■ **Work instructions**
Copy the film summary below, starting at the words "The film released" and stopping after "of the plot.", and swap every "village" in that span for "town".

■ **Extract**
Rajavin Parvaiyile () is a 1995 Indian Tamil-language romantic drama film, directed by Janaki Soundar, starring  Vijay, Indraja and Ajith Kumar. The film revolves around Gowri, a rich man's daughter in the village, falls for Raja, an ambitious college going guy with poor family background. When Raja continues to avoid Gowri, she begins to investigate why he is not interested in her.

The film released on 5 August 1995. It was a below average at the box office.

Synopsis
Raja (Vijay) is the son of a poor family, and his only aim in life is to study to get a good job. Meanwhile, Gowri (Indraja), the daughter of the richest man (Janagaraj) of the village, falls in love with Raja, but he keeps shunning her and getting away from her. She decides to know the reason for his behavior. Raja narrates the story of his friend Chandru's (Ajith Kumar) unsuccessful love story with Shanthi (Gayathri Shastri), and Chandru ended up committing suicide after his lover's marriage, so Raja began to hate love. Raja later falls in love with Gowri; meanwhile, issues of class arise in the village forms rest of the plot.

■ **Excerpted records**
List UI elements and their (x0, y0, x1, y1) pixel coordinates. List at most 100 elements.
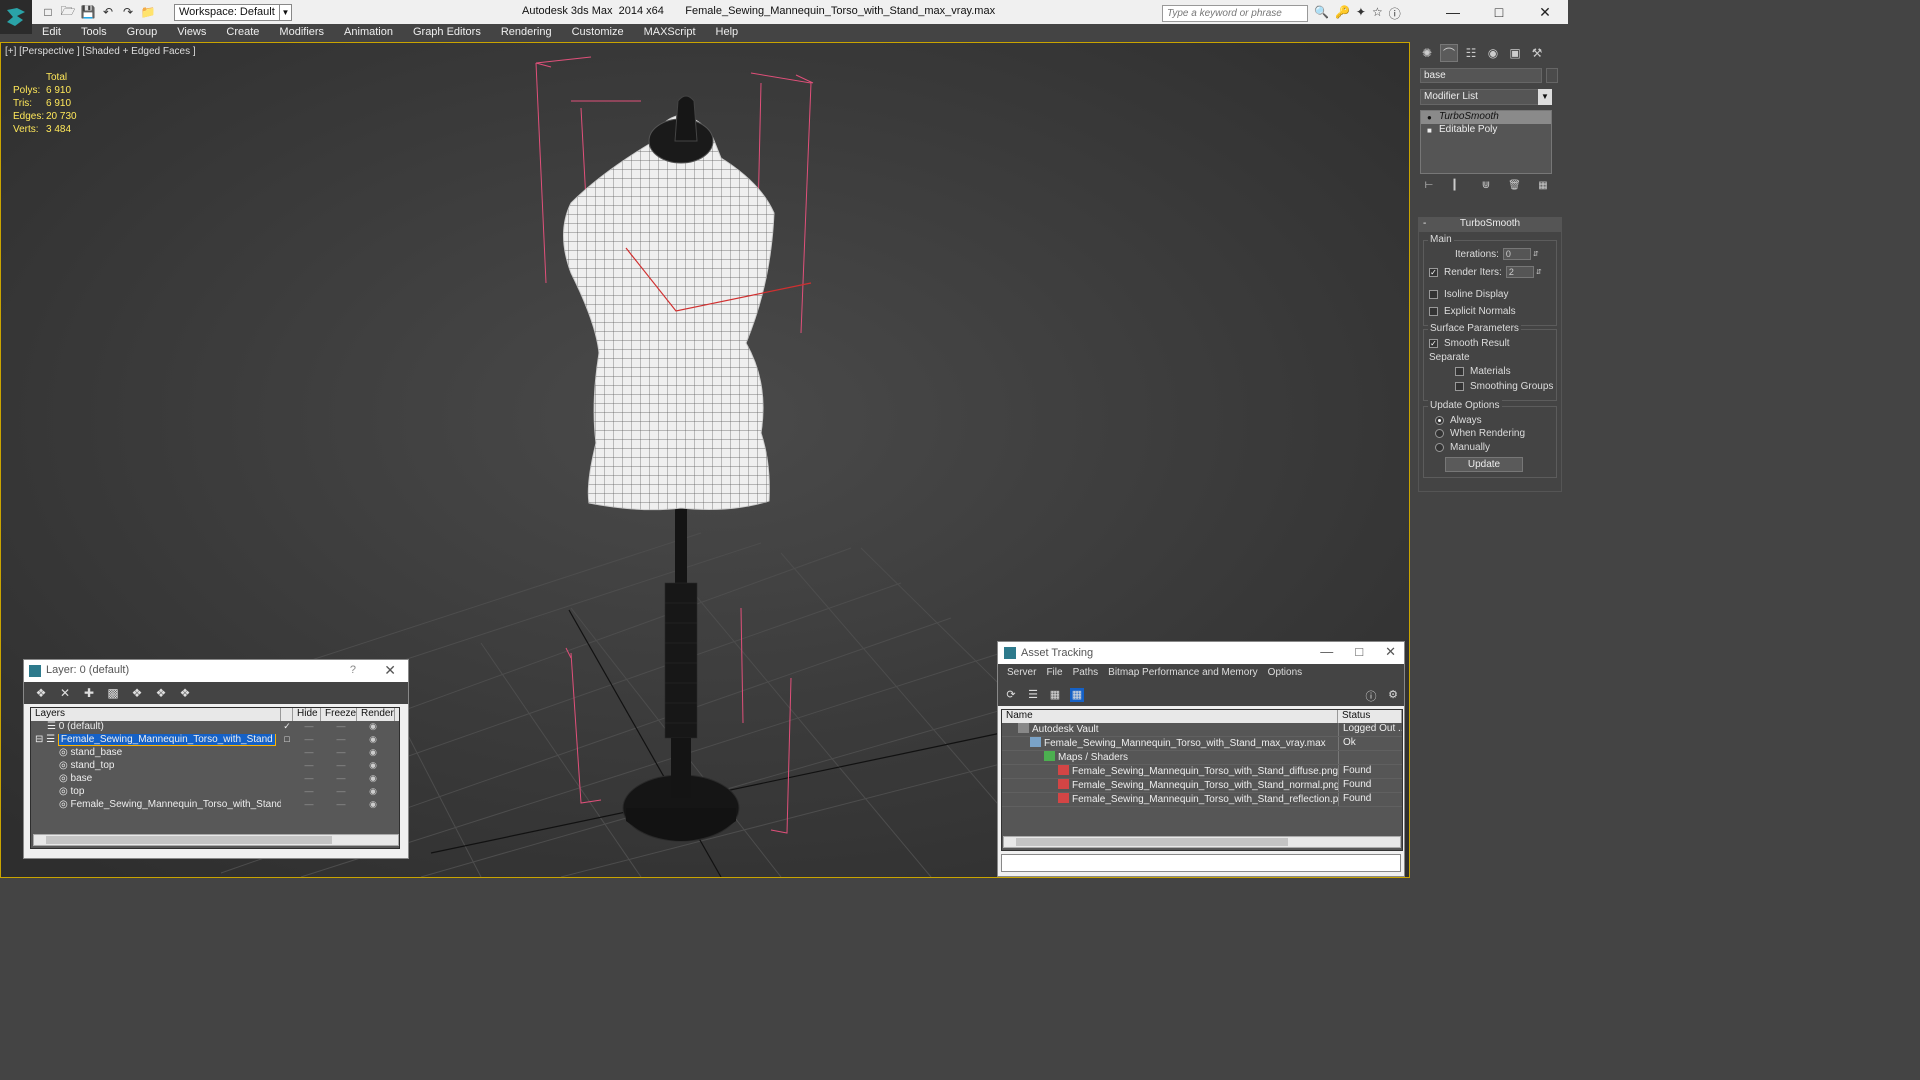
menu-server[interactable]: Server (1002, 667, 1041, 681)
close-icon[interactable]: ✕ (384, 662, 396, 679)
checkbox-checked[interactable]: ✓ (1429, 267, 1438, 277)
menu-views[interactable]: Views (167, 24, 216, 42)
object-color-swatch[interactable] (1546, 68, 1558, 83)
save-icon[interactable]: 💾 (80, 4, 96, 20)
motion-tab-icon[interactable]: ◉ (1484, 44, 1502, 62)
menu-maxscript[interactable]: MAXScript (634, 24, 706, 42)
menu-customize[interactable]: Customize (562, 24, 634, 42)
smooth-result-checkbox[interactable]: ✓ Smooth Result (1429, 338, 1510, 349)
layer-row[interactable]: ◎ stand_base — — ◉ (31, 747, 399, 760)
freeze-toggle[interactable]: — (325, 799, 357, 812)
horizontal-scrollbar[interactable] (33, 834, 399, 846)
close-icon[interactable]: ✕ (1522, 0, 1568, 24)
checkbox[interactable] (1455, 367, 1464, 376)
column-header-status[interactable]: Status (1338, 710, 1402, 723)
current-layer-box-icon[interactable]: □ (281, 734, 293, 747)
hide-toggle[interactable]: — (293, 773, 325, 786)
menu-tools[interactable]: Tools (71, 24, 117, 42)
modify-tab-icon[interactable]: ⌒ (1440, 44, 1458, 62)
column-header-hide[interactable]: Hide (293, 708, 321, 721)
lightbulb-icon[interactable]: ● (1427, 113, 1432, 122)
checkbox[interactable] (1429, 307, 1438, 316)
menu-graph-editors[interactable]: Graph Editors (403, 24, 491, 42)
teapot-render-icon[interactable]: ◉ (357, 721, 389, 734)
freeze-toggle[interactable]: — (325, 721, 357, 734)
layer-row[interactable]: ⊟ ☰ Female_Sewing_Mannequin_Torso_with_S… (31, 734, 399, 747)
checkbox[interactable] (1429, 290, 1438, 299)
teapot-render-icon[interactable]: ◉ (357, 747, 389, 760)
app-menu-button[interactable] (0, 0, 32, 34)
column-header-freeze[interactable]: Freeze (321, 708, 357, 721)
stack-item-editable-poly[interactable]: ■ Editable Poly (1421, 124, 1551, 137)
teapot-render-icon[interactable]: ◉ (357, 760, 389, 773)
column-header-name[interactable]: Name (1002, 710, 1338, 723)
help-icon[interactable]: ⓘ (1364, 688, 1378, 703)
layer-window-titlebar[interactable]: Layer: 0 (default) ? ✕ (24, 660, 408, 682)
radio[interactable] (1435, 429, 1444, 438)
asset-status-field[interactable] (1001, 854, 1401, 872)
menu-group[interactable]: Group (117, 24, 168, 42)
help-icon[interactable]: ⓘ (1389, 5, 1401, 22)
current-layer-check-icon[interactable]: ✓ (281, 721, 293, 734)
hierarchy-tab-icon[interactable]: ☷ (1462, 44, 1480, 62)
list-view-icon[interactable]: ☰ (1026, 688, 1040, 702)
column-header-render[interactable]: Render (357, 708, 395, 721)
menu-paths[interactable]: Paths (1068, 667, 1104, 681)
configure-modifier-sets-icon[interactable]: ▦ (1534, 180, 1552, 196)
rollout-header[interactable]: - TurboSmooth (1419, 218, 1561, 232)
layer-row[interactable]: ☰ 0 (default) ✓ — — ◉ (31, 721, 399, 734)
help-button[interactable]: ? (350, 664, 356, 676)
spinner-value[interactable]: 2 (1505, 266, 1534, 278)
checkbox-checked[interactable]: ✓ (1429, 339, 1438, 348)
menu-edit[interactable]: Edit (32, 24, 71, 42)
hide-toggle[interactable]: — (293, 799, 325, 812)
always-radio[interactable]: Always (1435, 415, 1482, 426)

■ **Final result**
The film released on 5 August 1995. It was a below average at the box office.

Synopsis
Raja (Vijay) is the son of a poor family, and his only aim in life is to study to get a good job. Meanwhile, Gowri (Indraja), the daughter of the richest man (Janagaraj) of the town, falls in love with Raja, but he keeps shunning her and getting away from her. She decides to know the reason for his behavior. Raja narrates the story of his friend Chandru's (Ajith Kumar) unsuccessful love story with Shanthi (Gayathri Shastri), and Chandru ended up committing suicide after his lover's marriage, so Raja began to hate love. Raja later falls in love with Gowri; meanwhile, issues of class arise in the town forms rest of the plot.